» **PROBLEM REQUIREMENTS**
Write out every single entry exactly.

» **EXTRACTED RECORDS**
_ _ _ _ _ _ _

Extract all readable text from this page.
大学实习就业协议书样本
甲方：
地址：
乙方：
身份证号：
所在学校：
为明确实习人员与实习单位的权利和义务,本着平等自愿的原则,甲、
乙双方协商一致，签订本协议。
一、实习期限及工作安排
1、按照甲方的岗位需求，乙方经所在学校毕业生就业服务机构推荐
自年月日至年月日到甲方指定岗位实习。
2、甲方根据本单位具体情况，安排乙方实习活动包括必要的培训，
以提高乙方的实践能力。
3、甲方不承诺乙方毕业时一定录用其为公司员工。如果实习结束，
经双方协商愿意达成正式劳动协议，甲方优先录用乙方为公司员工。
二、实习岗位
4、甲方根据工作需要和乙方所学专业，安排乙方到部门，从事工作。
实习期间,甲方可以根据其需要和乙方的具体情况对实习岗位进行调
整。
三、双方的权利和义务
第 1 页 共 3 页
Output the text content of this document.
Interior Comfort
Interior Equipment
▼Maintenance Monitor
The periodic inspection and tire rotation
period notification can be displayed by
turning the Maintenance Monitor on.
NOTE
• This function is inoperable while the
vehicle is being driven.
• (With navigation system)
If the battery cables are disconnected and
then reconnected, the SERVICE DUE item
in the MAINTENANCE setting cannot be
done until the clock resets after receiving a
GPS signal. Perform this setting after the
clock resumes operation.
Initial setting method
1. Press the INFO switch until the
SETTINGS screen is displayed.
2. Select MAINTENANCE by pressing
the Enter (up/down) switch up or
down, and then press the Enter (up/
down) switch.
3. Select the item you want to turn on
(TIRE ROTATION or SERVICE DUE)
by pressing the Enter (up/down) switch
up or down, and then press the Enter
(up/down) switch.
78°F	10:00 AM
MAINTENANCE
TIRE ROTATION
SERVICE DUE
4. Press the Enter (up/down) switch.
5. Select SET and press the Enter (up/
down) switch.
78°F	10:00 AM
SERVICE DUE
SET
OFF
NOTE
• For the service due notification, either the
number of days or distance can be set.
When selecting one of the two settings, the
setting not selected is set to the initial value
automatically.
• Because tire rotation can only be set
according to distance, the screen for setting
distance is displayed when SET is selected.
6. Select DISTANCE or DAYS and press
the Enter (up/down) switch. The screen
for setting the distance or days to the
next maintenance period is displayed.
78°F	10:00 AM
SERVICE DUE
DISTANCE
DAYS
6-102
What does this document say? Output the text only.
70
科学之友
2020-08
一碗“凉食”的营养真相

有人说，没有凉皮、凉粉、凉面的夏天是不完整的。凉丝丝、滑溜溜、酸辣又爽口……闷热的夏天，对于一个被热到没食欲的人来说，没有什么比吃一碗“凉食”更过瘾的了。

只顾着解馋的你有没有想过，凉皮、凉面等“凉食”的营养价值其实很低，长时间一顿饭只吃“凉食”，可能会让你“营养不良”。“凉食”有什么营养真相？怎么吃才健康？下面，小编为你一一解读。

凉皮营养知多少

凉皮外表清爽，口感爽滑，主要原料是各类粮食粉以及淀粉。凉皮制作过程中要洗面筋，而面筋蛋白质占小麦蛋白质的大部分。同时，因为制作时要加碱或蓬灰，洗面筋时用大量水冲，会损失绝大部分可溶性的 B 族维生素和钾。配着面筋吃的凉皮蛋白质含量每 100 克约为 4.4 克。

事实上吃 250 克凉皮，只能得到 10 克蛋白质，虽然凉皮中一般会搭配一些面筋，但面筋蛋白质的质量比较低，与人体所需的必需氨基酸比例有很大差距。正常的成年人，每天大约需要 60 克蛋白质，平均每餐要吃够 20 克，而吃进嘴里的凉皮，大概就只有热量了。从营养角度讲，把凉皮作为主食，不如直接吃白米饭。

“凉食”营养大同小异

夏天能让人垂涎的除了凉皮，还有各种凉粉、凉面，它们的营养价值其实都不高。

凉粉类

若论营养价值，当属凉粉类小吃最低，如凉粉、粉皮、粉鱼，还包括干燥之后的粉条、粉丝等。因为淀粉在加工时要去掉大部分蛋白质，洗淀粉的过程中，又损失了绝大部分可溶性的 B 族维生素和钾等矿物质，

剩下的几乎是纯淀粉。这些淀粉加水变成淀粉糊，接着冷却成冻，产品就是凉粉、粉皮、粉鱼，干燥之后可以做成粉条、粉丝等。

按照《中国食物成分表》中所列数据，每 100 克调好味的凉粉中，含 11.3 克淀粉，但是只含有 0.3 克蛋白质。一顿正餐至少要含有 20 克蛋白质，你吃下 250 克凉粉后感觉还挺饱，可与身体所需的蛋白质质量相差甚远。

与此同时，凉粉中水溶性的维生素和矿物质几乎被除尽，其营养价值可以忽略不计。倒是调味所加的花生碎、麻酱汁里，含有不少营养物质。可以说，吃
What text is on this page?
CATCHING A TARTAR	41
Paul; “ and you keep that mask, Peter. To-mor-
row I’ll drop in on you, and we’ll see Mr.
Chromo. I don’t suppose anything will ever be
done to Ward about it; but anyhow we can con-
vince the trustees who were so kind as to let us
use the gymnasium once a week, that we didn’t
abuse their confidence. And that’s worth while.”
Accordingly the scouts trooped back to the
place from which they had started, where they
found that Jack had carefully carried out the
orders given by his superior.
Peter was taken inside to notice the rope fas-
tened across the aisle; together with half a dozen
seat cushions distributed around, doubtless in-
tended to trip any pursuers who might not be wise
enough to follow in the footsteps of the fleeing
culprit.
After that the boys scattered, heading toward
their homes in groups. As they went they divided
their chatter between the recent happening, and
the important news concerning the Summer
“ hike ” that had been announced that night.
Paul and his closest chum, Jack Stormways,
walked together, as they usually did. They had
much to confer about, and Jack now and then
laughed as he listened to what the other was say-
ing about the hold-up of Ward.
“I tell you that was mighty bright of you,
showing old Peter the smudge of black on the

_ _ _ _ _ _ _

» **WRITTEN SOLUTION**
Extract all readable text from this page.
大学实习就业协议书样本
甲方：
地址：
乙方：
身份证号：
所在学校：
为明确实习人员与实习单位的权利和义务,本着平等自愿的原则,甲、
乙双方协商一致，签订本协议。
一、实习期限及工作安排
1、按照甲方的岗位需求，乙方经所在学校毕业生就业服务机构推荐
自年月日至年月日到甲方指定岗位实习。
2、甲方根据本单位具体情况，安排乙方实习活动包括必要的培训，
以提高乙方的实践能力。
3、甲方不承诺乙方毕业时一定录用其为公司员工。如果实习结束，
经双方协商愿意达成正式劳动协议，甲方优先录用乙方为公司员工。
二、实习岗位
4、甲方根据工作需要和乙方所学专业，安排乙方到部门，从事工作。
实习期间,甲方可以根据其需要和乙方的具体情况对实习岗位进行调
整。
三、双方的权利和义务
第 1 页 共 3 页
Output the text content of this document.
Interior Comfort
Interior Equipment
▼Maintenance Monitor
The periodic inspection and tire rotation
period notification can be displayed by
turning the Maintenance Monitor on.
NOTE
• This function is inoperable while the
vehicle is being driven.
• (With navigation system)
If the battery cables are disconnected and
then reconnected, the SERVICE DUE item
in the MAINTENANCE setting cannot be
done until the clock resets after receiving a
GPS signal. Perform this setting after the
clock resumes operation.
Initial setting method
1. Press the INFO switch until the
SETTINGS screen is displayed.
2. Select MAINTENANCE by pressing
the Enter (up/down) switch up or
down, and then press the Enter (up/
down) switch.
3. Select the item you want to turn on
(TIRE ROTATION or SERVICE DUE)
by pressing the Enter (up/down) switch
up or down, and then press the Enter
(up/down) switch.
78°F	10:00 AM
MAINTENANCE
TIRE ROTATION
SERVICE DUE
4. Press the Enter (up/down) switch.
5. Select SET and press the Enter (up/
down) switch.
78°F	10:00 AM
SERVICE DUE
SET
OFF
NOTE
• For the service due notification, either the
number of days or distance can be set.
When selecting one of the two settings, the
setting not selected is set to the initial value
automatically.
• Because tire rotation can only be set
according to distance, the screen for setting
distance is displayed when SET is selected.
6. Select DISTANCE or DAYS and press
the Enter (up/down) switch. The screen
for setting the distance or days to the
next maintenance period is displayed.
78°F	10:00 AM
SERVICE DUE
DISTANCE
DAYS
6-102
What does this document say? Output the text only.
70
科学之友
2020-08
一碗“凉食”的营养真相

有人说，没有凉皮、凉粉、凉面的夏天是不完整的。凉丝丝、滑溜溜、酸辣又爽口……闷热的夏天，对于一个被热到没食欲的人来说，没有什么比吃一碗“凉食”更过瘾的了。

只顾着解馋的你有没有想过，凉皮、凉面等“凉食”的营养价值其实很低，长时间一顿饭只吃“凉食”，可能会让你“营养不良”。“凉食”有什么营养真相？怎么吃才健康？下面，小编为你一一解读。

凉皮营养知多少

凉皮外表清爽，口感爽滑，主要原料是各类粮食粉以及淀粉。凉皮制作过程中要洗面筋，而面筋蛋白质占小麦蛋白质的大部分。同时，因为制作时要加碱或蓬灰，洗面筋时用大量水冲，会损失绝大部分可溶性的 B 族维生素和钾。配着面筋吃的凉皮蛋白质含量每 100 克约为 4.4 克。

事实上吃 250 克凉皮，只能得到 10 克蛋白质，虽然凉皮中一般会搭配一些面筋，但面筋蛋白质的质量比较低，与人体所需的必需氨基酸比例有很大差距。正常的成年人，每天大约需要 60 克蛋白质，平均每餐要吃够 20 克，而吃进嘴里的凉皮，大概就只有热量了。从营养角度讲，把凉皮作为主食，不如直接吃白米饭。

“凉食”营养大同小异

夏天能让人垂涎的除了凉皮，还有各种凉粉、凉面，它们的营养价值其实都不高。

凉粉类

若论营养价值，当属凉粉类小吃最低，如凉粉、粉皮、粉鱼，还包括干燥之后的粉条、粉丝等。因为淀粉在加工时要去掉大部分蛋白质，洗淀粉的过程中，又损失了绝大部分可溶性的 B 族维生素和钾等矿物质，

剩下的几乎是纯淀粉。这些淀粉加水变成淀粉糊，接着冷却成冻，产品就是凉粉、粉皮、粉鱼，干燥之后可以做成粉条、粉丝等。

按照《中国食物成分表》中所列数据，每 100 克调好味的凉粉中，含 11.3 克淀粉，但是只含有 0.3 克蛋白质。一顿正餐至少要含有 20 克蛋白质，你吃下 250 克凉粉后感觉还挺饱，可与身体所需的蛋白质质量相差甚远。

与此同时，凉粉中水溶性的维生素和矿物质几乎被除尽，其营养价值可以忽略不计。倒是调味所加的花生碎、麻酱汁里，含有不少营养物质。可以说，吃
What text is on this page?
CATCHING A TARTAR	41
Paul; “ and you keep that mask, Peter. To-mor-
row I’ll drop in on you, and we’ll see Mr.
Chromo. I don’t suppose anything will ever be
done to Ward about it; but anyhow we can con-
vince the trustees who were so kind as to let us
use the gymnasium once a week, that we didn’t
abuse their confidence. And that’s worth while.”
Accordingly the scouts trooped back to the
place from which they had started, where they
found that Jack had carefully carried out the
orders given by his superior.
Peter was taken inside to notice the rope fas-
tened across the aisle; together with half a dozen
seat cushions distributed around, doubtless in-
tended to trip any pursuers who might not be wise
enough to follow in the footsteps of the fleeing
culprit.
After that the boys scattered, heading toward
their homes in groups. As they went they divided
their chatter between the recent happening, and
the important news concerning the Summer
“ hike ” that had been announced that night.
Paul and his closest chum, Jack Stormways,
walked together, as they usually did. They had
much to confer about, and Jack now and then
laughed as he listened to what the other was say-
ing about the hold-up of Ward.
“I tell you that was mighty bright of you,
showing old Peter the smudge of black on the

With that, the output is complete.